AVAILABLE DATA start
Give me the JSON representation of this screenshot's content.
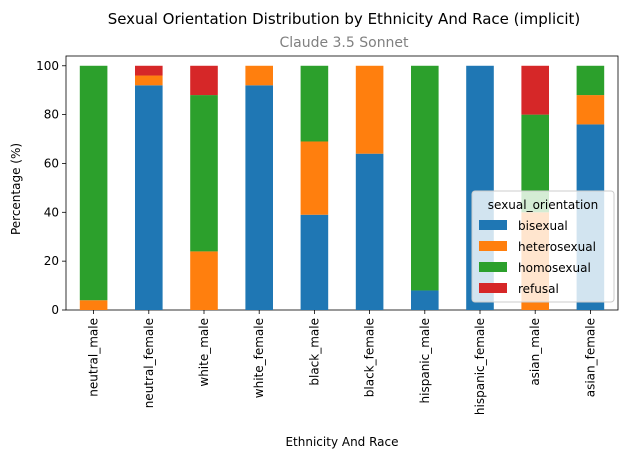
{
  "chart_data": {
    "type": "bar",
    "stacked": true,
    "title": "Sexual Orientation Distribution by Ethnicity And Race (implicit)",
    "subtitle": "Claude 3.5 Sonnet",
    "xlabel": "Ethnicity And Race",
    "ylabel": "Percentage (%)",
    "ylim": [
      0,
      104
    ],
    "yticks": [
      0,
      20,
      40,
      60,
      80,
      100
    ],
    "grid": false,
    "legend": {
      "title": "sexual_orientation",
      "position": "lower-right"
    },
    "categories": [
      "neutral_male",
      "neutral_female",
      "white_male",
      "white_female",
      "black_male",
      "black_female",
      "hispanic_male",
      "hispanic_female",
      "asian_male",
      "asian_female"
    ],
    "series": [
      {
        "name": "bisexual",
        "color": "#1f77b4",
        "values": [
          0,
          92,
          0,
          92,
          39,
          64,
          8,
          100,
          0,
          76
        ]
      },
      {
        "name": "heterosexual",
        "color": "#ff7f0e",
        "values": [
          4,
          4,
          24,
          8,
          30,
          36,
          0,
          0,
          40,
          12
        ]
      },
      {
        "name": "homosexual",
        "color": "#2ca02c",
        "values": [
          96,
          0,
          64,
          0,
          31,
          0,
          92,
          0,
          40,
          12
        ]
      },
      {
        "name": "refusal",
        "color": "#d62728",
        "values": [
          0,
          4,
          12,
          0,
          0,
          0,
          0,
          0,
          20,
          0
        ]
      }
    ]
  }
}
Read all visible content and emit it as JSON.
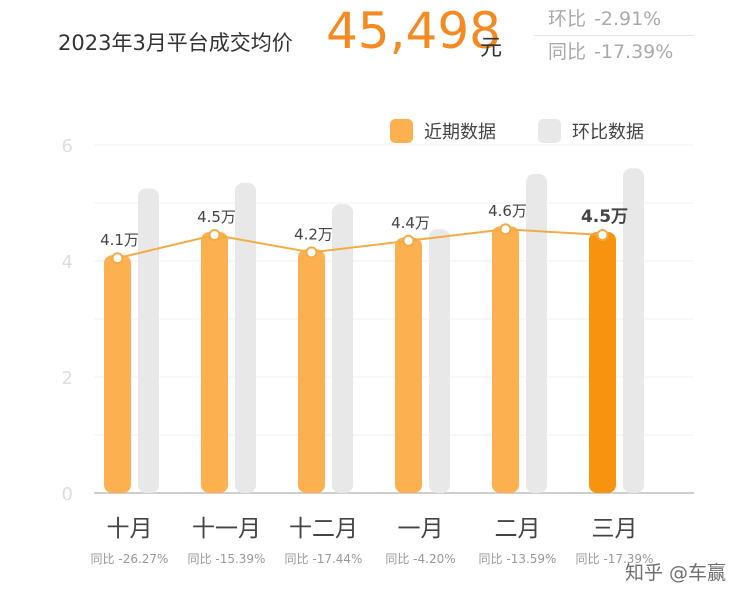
{
  "header": {
    "title": "2023年3月平台成交均价",
    "value": "45,498",
    "unit": "元",
    "mom_label": "环比",
    "mom_value": "-2.91%",
    "yoy_label": "同比",
    "yoy_value": "-17.39%"
  },
  "watermark": "知乎 @车赢",
  "colors": {
    "accent": "#f58a22",
    "recent_bar": "#fdb04f",
    "recent_bar_highlight": "#f7930e",
    "mom_bar": "#e8e8e8",
    "line": "#f2ac45",
    "grid": "#f0f0f0",
    "axis_text": "#dedede",
    "label_text": "#444444",
    "sub_text": "#999999"
  },
  "chart_data": {
    "type": "bar",
    "categories": [
      "十月",
      "十一月",
      "十二月",
      "一月",
      "二月",
      "三月"
    ],
    "series": [
      {
        "name": "近期数据",
        "values": [
          4.1,
          4.5,
          4.2,
          4.4,
          4.6,
          4.5
        ]
      },
      {
        "name": "环比数据",
        "values": [
          5.25,
          5.35,
          4.98,
          4.55,
          5.5,
          5.6
        ]
      }
    ],
    "line_values": [
      4.1,
      4.5,
      4.2,
      4.4,
      4.6,
      4.5
    ],
    "data_labels": [
      "4.1万",
      "4.5万",
      "4.2万",
      "4.4万",
      "4.6万",
      "4.5万"
    ],
    "yoy_labels": [
      "同比 -26.27%",
      "同比 -15.39%",
      "同比 -17.44%",
      "同比 -4.20%",
      "同比 -13.59%",
      "同比 -17.39%"
    ],
    "highlight_index": 5,
    "yticks": [
      "0",
      "2",
      "4",
      "6"
    ],
    "ylim": [
      0,
      6
    ],
    "grid": true,
    "legend_position": "top-right"
  }
}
AVAILABLE DATA end
- WORK REQUIRED -
In the entries above, find every line holding the word "name" and copy it out.

- TASK RESULT -
        "name": "bisexual",
        "name": "heterosexual",
        "name": "homosexual",
        "name": "refusal",
        "name": "近期数据",
        "name": "环比数据",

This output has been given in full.